Some records:
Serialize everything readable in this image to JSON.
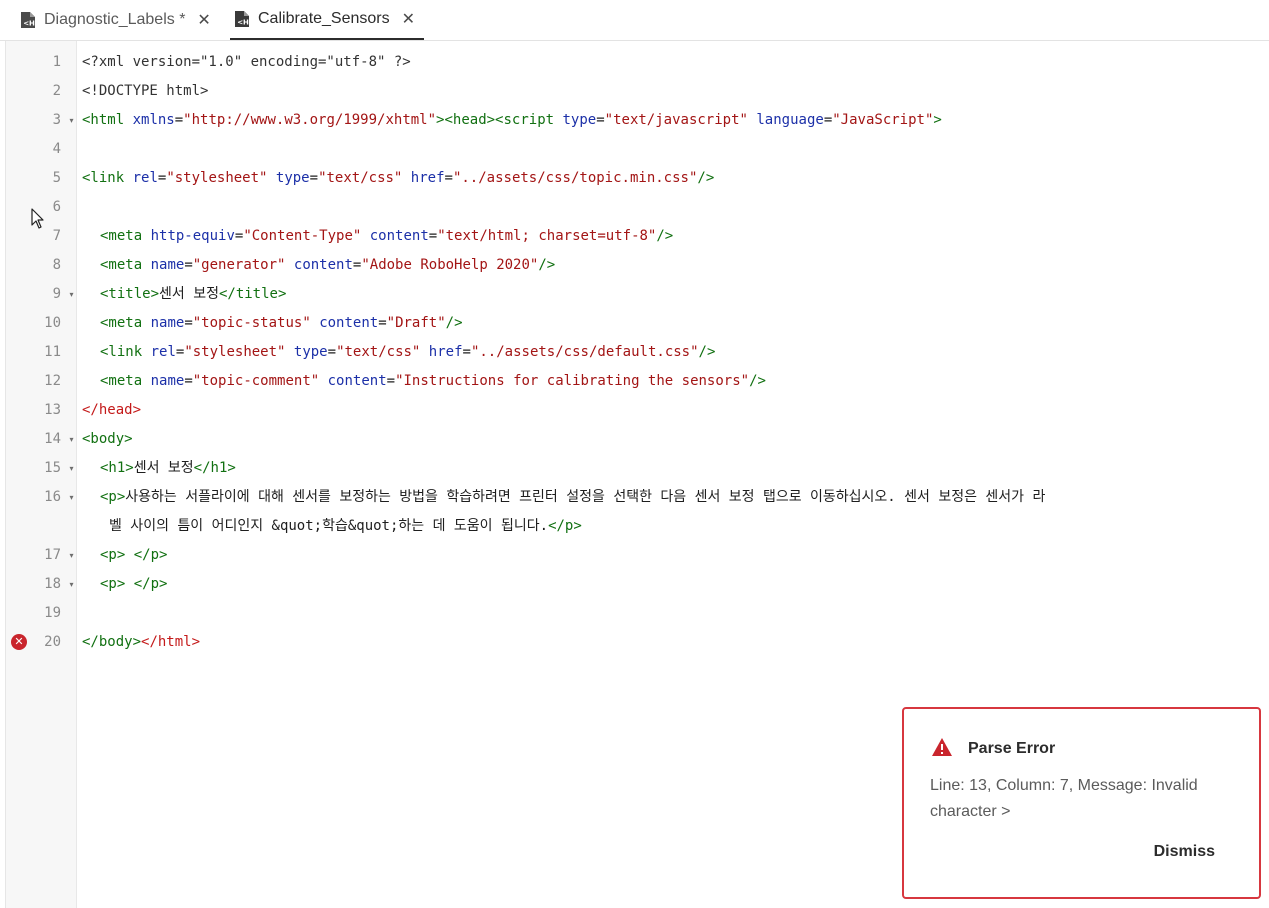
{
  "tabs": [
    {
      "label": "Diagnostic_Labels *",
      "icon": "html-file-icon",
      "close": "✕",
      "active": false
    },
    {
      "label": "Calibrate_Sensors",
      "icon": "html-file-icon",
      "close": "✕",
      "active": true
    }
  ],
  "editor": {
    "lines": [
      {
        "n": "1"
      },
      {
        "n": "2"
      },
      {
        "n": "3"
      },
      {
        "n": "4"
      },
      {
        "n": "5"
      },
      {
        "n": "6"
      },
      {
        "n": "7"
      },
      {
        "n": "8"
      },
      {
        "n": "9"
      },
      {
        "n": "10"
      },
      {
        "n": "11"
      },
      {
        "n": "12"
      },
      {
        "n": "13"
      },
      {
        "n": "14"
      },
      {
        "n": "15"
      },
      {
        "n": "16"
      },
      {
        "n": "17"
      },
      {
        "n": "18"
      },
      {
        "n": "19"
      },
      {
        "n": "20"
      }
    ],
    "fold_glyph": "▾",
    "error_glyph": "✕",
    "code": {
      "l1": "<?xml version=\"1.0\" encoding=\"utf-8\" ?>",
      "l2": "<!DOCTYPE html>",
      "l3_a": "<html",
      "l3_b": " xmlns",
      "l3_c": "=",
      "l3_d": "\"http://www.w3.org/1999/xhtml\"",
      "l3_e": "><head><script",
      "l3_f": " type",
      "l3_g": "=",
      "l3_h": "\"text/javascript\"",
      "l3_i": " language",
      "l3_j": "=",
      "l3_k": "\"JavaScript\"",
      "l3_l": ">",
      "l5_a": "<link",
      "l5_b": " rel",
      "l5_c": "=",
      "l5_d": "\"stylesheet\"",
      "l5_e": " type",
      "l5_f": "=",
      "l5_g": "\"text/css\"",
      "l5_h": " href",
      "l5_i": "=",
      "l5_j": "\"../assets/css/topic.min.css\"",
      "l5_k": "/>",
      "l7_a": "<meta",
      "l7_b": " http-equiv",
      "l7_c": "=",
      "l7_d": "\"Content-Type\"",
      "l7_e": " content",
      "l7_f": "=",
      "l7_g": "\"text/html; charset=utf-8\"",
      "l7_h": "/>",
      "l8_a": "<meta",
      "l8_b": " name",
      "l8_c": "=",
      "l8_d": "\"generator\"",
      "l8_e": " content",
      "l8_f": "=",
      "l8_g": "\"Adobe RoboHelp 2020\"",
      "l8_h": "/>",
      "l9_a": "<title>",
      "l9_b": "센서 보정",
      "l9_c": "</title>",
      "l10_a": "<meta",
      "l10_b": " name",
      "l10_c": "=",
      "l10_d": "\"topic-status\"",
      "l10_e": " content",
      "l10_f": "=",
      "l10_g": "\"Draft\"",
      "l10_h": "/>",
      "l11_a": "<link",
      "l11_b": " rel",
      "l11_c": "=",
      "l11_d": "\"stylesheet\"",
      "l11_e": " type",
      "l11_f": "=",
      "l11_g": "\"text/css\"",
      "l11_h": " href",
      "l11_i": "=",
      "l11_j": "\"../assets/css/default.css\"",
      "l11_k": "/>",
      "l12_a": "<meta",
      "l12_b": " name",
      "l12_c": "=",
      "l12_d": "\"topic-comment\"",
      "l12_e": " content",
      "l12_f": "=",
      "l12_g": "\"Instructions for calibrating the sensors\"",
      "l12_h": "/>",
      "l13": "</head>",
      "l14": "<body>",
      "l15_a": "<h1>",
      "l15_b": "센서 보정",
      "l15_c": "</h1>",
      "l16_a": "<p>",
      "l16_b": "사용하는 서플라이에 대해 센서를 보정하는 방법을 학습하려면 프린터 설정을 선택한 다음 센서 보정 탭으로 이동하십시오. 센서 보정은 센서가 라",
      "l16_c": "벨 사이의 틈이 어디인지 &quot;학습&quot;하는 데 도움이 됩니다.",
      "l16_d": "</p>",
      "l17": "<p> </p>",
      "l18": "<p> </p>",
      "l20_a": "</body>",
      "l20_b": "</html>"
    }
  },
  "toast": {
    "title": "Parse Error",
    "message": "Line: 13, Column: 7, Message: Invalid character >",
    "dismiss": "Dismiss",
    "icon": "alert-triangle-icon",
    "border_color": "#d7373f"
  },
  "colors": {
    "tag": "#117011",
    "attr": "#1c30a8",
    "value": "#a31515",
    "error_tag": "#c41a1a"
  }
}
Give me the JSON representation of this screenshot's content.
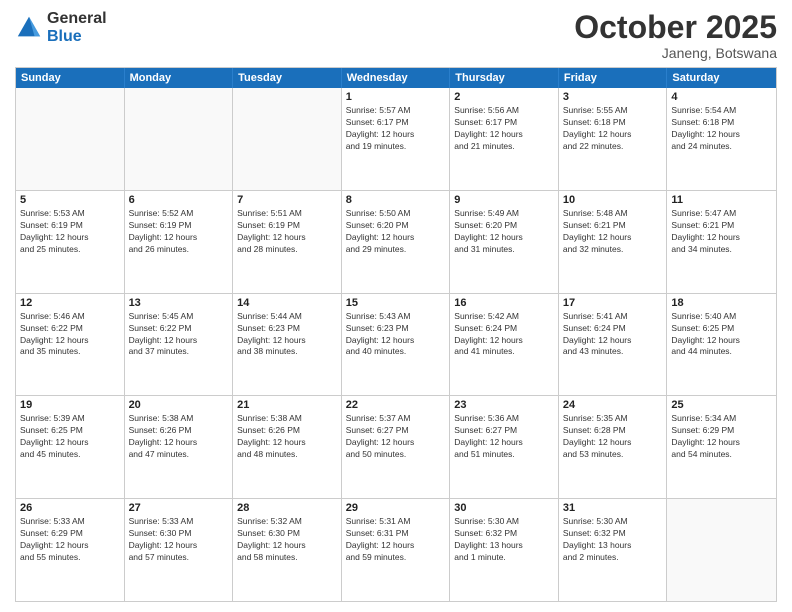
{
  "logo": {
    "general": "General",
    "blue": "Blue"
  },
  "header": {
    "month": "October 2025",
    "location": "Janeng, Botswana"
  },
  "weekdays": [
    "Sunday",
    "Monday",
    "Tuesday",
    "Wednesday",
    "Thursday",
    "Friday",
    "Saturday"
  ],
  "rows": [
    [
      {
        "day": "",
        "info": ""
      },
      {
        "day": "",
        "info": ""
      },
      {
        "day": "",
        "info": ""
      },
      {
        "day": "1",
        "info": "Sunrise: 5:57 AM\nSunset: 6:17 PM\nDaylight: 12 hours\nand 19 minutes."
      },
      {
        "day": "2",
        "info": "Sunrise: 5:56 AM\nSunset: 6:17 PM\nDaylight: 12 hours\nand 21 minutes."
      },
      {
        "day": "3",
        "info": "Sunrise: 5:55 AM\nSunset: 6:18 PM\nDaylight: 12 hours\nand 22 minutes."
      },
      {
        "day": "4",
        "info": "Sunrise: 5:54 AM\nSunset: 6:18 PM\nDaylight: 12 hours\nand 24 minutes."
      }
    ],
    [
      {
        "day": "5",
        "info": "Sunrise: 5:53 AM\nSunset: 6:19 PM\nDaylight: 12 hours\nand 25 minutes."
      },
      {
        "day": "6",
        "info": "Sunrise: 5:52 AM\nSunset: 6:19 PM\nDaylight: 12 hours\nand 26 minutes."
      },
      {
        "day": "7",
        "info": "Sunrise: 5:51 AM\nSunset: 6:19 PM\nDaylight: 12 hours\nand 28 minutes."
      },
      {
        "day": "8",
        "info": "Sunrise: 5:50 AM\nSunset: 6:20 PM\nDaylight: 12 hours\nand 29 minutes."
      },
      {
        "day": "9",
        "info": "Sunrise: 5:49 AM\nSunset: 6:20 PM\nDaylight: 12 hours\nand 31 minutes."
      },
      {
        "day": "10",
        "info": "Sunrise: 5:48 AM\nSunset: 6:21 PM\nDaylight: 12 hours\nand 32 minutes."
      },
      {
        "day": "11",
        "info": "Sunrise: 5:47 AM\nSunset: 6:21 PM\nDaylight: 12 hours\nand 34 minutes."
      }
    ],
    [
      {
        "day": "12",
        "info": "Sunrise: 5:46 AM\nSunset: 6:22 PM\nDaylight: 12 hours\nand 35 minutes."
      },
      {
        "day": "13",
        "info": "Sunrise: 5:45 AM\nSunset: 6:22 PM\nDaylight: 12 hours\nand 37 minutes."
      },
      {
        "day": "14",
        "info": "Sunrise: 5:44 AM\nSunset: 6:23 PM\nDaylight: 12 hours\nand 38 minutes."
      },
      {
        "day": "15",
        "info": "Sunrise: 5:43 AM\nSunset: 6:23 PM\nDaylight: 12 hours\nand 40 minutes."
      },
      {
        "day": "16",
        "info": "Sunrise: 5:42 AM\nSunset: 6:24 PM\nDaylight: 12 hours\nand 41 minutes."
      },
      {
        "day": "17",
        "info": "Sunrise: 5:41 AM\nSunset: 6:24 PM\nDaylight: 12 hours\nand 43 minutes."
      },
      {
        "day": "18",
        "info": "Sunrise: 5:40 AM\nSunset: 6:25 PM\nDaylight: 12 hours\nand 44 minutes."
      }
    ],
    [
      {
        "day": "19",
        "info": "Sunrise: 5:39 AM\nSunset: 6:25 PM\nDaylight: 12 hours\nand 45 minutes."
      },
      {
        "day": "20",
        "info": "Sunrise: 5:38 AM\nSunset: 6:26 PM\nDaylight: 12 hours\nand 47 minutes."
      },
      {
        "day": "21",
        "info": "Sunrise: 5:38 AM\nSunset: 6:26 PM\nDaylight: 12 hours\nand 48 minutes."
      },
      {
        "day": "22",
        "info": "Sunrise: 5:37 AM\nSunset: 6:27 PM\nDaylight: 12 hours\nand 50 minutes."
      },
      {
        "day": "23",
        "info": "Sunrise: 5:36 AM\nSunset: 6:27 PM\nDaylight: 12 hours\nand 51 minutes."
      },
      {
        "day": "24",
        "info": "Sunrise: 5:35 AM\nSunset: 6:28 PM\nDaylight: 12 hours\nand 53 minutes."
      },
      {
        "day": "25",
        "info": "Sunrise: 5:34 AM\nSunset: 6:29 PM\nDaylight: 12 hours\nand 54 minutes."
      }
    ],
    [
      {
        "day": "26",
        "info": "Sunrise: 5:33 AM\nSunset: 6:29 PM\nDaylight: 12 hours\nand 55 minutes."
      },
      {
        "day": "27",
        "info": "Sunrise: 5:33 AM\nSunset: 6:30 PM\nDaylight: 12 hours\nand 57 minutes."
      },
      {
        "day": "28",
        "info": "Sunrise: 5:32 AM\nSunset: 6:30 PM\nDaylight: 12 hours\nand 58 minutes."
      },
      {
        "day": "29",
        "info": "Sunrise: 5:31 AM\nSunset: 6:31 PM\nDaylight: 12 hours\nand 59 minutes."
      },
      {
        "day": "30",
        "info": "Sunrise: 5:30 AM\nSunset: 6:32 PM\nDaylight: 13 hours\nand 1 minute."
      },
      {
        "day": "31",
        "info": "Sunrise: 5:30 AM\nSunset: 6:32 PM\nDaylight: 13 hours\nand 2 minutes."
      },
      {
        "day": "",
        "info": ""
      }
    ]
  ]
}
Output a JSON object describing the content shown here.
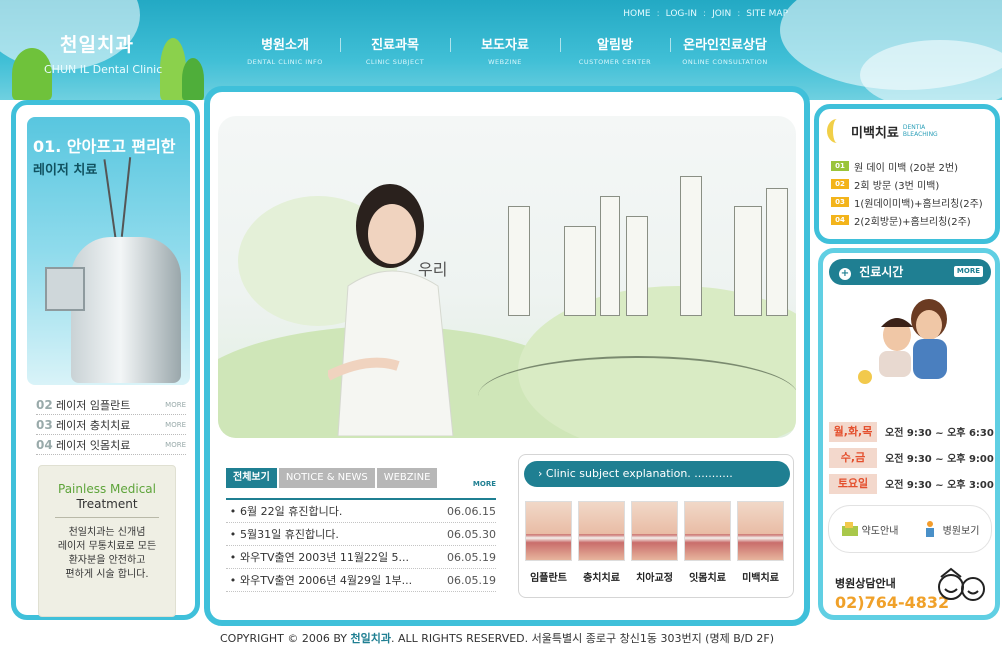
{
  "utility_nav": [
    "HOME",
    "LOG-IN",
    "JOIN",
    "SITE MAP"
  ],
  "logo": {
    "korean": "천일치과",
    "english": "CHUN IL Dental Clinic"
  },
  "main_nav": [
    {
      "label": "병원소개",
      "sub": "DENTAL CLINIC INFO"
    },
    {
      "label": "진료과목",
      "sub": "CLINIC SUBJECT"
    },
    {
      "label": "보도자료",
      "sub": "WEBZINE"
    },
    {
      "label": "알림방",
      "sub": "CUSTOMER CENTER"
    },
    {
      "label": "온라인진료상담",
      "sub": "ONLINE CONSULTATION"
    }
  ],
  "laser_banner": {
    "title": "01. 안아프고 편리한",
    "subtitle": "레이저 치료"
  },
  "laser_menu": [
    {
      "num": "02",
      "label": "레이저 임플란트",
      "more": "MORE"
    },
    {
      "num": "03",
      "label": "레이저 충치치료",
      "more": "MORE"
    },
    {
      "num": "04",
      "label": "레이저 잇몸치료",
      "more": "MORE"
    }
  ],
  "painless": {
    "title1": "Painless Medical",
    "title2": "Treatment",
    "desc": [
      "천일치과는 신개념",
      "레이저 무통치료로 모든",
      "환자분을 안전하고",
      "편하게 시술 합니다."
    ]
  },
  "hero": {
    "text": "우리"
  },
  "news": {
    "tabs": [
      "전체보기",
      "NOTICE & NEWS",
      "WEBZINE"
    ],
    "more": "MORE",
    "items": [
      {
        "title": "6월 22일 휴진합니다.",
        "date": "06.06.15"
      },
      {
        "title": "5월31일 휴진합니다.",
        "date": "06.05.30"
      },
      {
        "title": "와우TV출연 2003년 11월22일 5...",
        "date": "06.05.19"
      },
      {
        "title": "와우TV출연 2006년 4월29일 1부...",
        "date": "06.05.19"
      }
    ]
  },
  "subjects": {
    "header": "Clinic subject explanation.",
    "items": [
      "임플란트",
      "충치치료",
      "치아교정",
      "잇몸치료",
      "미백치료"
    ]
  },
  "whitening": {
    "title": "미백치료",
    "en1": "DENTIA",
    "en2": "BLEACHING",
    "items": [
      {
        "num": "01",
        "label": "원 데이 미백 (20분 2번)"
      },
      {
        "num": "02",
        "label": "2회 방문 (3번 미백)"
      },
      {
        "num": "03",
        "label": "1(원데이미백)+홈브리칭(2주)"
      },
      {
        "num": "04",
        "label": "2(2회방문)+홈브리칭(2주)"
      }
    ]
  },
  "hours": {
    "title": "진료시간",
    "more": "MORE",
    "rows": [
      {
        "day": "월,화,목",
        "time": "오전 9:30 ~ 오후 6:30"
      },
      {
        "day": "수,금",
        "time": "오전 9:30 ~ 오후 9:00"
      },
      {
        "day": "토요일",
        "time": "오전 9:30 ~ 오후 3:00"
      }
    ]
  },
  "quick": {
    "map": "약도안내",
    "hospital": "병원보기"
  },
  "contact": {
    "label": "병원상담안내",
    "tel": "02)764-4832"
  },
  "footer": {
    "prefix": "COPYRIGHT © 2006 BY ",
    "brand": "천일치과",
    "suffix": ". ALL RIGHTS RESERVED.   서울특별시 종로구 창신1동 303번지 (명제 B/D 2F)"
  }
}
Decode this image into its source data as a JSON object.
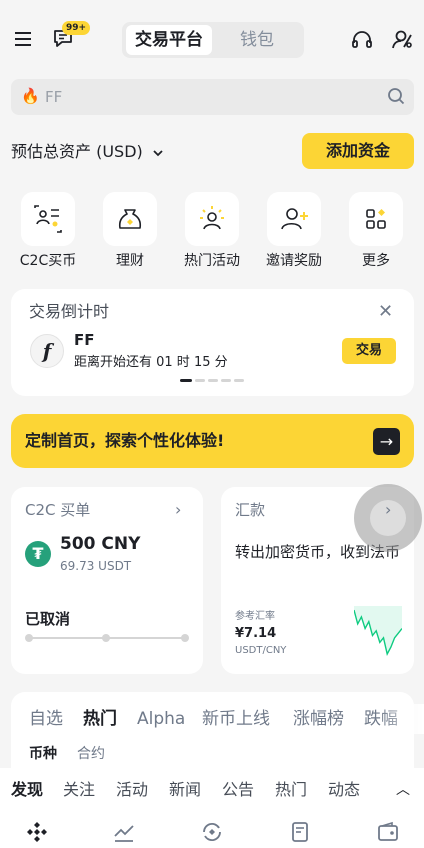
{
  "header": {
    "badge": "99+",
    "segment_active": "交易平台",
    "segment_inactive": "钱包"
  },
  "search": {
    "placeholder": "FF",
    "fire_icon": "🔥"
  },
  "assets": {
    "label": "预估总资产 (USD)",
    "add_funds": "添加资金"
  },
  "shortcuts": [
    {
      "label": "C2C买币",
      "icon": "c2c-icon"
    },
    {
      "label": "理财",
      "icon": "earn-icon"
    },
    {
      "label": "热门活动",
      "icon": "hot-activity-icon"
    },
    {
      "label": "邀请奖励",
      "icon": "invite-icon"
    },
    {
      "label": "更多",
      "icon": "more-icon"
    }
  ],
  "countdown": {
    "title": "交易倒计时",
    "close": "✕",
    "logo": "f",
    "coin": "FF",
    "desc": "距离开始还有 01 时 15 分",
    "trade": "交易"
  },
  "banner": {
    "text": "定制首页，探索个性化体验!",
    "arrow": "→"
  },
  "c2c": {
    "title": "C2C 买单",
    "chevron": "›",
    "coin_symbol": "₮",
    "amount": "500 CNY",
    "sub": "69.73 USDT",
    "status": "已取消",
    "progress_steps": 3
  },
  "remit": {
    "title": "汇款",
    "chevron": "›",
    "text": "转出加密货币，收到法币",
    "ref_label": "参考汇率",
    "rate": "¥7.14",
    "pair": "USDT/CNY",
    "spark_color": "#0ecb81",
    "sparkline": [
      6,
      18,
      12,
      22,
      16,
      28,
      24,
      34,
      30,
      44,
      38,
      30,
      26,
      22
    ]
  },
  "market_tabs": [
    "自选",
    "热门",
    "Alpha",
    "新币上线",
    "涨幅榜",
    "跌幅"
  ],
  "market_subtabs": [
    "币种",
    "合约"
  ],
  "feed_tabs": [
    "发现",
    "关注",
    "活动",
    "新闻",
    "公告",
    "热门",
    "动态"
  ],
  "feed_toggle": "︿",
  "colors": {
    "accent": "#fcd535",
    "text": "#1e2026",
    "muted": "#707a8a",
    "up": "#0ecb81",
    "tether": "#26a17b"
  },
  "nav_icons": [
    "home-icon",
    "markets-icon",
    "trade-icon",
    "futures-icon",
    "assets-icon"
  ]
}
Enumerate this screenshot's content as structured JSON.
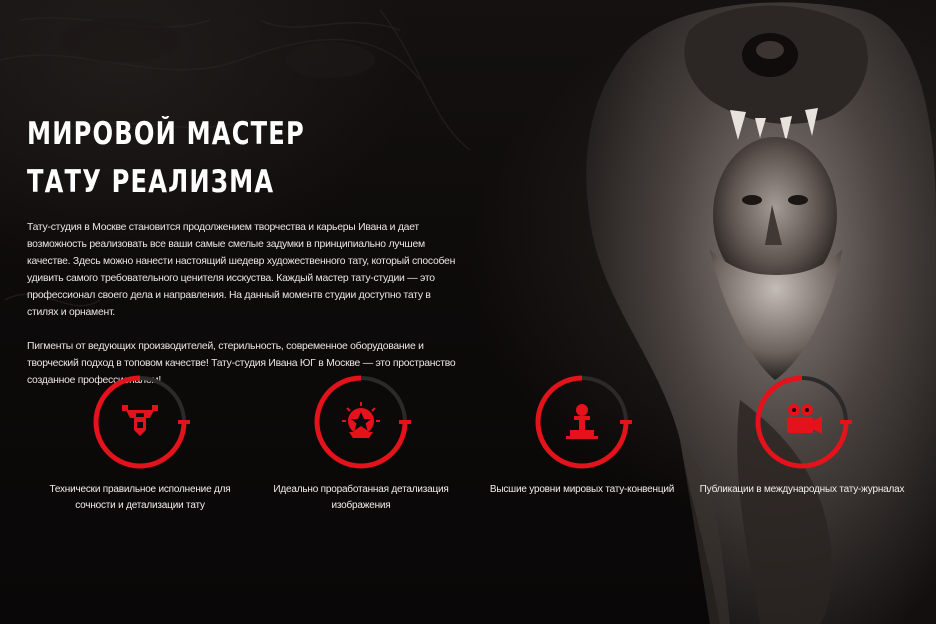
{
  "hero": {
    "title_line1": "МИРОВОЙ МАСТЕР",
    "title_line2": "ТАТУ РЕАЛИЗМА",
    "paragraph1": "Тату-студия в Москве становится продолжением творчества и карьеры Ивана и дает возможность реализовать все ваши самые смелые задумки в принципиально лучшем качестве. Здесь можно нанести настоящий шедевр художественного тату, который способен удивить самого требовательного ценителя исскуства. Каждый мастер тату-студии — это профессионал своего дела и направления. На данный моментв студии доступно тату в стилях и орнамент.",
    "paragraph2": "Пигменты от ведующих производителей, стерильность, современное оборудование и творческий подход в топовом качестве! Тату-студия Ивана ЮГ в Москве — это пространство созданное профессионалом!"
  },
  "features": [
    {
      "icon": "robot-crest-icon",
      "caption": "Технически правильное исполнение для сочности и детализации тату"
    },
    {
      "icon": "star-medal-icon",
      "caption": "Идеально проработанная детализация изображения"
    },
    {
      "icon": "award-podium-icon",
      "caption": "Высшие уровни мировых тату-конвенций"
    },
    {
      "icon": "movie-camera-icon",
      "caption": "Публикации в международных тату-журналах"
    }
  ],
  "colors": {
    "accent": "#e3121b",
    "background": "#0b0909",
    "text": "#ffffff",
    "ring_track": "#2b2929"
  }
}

■ **THE EXERCISE**
Find every line in the records above that contains the word "date", and copy each one.

■ **TASK RESULT**
        "date": "06.06.15"
        "date": "06.05.30"
        "date": "06.05.19"
        "date": "06.05.19"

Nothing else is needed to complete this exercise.